Prompt: In the passage about errors in the references of Aspects of Plant Intelligence, what was wrong with the reference described as the minor error?
[Passage provided — start]
Because I found Aspects of Plant Intelligence so interesting and strange (as I wrote about 2 weeks ago), I've been looking up some of the references from it. So far I've found two errors: one probably a typo, one quite significant.

The minor error is that one of the references (ironically, to a paper by the same author) had the wrong date. Minor, but had the author had a more common name I might not have been able to find the paper.

The important error is that one of the cited papers—Volatiles from Different Barley Cultivars Affect Aphid Acceptance of Neighbouring Plants—doesn't say what Trewavas claims it does. I was particularly eager to read this article, because it was purported to be about inter-plant communication—specifically warnings of aphid attack—which is not something I was aware of plants doing. It turns out to have been nothing of the sort: it's about indirect effects on one barley variant of being near another; regardless of any particular stimulus triggering a signal. In fact, none of the 'signalling' plants in the study were under aphid attack.
[Passage provided — finish]
[Available data — start]
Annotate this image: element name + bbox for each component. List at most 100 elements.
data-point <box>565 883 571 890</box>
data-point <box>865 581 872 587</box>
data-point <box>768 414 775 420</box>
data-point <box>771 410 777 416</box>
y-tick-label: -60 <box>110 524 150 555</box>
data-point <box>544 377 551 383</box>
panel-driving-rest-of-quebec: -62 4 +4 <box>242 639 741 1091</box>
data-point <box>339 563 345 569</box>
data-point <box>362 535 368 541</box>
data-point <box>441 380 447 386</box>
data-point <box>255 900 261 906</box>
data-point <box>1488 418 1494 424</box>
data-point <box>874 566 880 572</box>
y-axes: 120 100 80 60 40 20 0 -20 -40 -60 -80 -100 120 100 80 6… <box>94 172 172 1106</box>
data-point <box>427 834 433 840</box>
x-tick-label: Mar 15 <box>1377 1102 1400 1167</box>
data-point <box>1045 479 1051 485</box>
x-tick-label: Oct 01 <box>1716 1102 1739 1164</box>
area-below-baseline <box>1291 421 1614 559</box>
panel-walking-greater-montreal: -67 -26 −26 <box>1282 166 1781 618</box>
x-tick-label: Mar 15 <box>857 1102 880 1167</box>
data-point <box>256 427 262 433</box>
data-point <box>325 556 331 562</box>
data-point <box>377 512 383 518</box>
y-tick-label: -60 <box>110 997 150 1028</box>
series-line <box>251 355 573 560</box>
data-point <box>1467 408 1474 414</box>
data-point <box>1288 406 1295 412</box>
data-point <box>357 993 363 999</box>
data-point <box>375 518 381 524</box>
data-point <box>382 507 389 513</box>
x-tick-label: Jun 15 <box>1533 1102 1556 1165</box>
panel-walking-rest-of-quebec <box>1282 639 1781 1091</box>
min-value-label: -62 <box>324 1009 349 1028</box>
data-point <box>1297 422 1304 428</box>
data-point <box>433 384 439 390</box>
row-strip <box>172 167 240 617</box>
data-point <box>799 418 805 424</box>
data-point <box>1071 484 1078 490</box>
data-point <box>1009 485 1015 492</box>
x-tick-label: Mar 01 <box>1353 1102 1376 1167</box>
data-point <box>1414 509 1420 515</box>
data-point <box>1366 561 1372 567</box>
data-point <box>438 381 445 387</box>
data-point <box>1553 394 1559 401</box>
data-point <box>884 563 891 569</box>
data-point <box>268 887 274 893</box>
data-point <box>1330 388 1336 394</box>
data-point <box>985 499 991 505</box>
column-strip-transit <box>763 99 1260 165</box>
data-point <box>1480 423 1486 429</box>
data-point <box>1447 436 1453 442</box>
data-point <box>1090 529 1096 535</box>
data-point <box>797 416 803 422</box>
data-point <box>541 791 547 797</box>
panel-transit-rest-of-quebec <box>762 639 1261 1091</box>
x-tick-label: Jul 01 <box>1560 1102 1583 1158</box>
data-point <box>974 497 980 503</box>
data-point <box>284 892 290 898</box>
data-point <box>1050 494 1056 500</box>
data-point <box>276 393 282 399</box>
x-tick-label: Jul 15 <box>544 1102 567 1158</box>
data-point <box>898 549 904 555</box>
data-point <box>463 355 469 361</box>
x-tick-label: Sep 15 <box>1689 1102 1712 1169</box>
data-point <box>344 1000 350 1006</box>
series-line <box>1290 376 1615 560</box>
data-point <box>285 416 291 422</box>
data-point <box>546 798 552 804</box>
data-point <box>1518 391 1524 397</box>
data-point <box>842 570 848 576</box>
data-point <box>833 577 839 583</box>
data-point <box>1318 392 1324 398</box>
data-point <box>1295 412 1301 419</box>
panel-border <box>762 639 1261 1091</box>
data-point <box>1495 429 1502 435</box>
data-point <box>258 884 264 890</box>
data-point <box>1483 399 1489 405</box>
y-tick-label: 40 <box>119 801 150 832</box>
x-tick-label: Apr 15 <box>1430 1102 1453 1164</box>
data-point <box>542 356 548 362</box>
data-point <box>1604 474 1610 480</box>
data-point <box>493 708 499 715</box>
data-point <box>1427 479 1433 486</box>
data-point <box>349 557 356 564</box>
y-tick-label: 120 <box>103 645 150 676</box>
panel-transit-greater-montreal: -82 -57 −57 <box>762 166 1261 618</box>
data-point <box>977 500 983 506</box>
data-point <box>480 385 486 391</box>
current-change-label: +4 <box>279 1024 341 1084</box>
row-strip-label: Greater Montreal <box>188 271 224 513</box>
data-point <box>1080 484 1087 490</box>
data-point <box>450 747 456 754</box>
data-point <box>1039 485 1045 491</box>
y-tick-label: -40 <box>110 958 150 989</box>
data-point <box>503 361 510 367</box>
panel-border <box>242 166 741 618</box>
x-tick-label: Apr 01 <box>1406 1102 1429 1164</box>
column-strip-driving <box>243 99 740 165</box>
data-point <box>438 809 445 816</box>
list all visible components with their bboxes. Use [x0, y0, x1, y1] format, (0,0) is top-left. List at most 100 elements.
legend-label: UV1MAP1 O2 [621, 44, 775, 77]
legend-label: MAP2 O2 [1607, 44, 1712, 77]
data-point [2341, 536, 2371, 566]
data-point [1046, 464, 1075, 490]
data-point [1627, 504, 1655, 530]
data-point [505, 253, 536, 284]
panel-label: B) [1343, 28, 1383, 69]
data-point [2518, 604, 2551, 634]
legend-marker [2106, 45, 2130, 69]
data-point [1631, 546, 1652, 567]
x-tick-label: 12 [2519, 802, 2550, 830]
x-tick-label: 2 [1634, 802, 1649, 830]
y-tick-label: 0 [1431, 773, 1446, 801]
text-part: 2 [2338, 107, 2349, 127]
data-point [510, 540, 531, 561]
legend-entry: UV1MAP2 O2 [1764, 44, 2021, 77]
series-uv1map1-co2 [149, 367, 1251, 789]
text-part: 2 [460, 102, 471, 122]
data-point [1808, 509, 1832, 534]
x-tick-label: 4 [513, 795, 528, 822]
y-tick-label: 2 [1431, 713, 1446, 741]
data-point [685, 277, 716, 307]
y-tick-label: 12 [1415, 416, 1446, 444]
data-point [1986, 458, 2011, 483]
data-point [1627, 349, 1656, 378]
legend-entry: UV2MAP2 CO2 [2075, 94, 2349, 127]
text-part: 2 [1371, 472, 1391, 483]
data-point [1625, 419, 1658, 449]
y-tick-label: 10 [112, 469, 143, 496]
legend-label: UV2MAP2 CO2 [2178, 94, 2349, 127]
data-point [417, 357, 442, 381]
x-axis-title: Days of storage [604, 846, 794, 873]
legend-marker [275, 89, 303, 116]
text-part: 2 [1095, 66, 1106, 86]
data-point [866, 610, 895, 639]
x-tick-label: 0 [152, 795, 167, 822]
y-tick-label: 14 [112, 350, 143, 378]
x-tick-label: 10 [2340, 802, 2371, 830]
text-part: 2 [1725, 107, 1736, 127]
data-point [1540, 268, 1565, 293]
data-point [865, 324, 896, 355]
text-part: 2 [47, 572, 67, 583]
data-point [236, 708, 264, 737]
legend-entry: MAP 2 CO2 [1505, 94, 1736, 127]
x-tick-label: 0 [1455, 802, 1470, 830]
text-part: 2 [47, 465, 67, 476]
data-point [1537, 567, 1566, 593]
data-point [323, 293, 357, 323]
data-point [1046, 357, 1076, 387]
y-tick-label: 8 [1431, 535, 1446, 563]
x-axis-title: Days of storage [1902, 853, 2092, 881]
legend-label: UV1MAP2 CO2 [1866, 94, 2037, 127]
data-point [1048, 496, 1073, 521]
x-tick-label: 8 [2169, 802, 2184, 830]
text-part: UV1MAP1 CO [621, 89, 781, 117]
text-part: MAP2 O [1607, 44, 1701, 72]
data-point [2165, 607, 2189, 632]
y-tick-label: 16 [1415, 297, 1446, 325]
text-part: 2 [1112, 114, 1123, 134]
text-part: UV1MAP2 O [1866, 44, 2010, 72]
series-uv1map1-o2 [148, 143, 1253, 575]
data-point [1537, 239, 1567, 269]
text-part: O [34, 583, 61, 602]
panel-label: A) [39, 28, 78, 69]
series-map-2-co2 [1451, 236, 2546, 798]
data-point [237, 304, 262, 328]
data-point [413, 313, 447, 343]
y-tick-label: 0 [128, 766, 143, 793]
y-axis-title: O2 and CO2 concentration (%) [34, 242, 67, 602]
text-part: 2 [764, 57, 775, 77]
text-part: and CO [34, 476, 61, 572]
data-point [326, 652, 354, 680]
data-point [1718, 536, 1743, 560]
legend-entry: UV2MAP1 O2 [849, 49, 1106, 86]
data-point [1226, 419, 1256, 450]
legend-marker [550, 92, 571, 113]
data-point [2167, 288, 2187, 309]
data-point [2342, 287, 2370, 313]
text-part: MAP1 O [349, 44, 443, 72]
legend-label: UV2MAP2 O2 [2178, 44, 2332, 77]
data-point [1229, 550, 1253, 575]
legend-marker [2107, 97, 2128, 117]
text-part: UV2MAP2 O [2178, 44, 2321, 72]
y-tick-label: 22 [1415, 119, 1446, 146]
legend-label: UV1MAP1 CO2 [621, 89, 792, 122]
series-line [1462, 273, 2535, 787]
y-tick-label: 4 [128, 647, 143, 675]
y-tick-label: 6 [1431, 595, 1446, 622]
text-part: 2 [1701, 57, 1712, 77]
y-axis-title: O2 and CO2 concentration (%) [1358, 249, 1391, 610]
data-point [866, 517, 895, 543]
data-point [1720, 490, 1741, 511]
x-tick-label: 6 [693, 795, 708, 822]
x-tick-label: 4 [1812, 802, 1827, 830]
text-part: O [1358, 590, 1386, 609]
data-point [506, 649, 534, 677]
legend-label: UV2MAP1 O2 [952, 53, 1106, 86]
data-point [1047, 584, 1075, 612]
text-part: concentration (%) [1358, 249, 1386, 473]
[Available data — finish]
Reply to the exercise: It had the wrong date.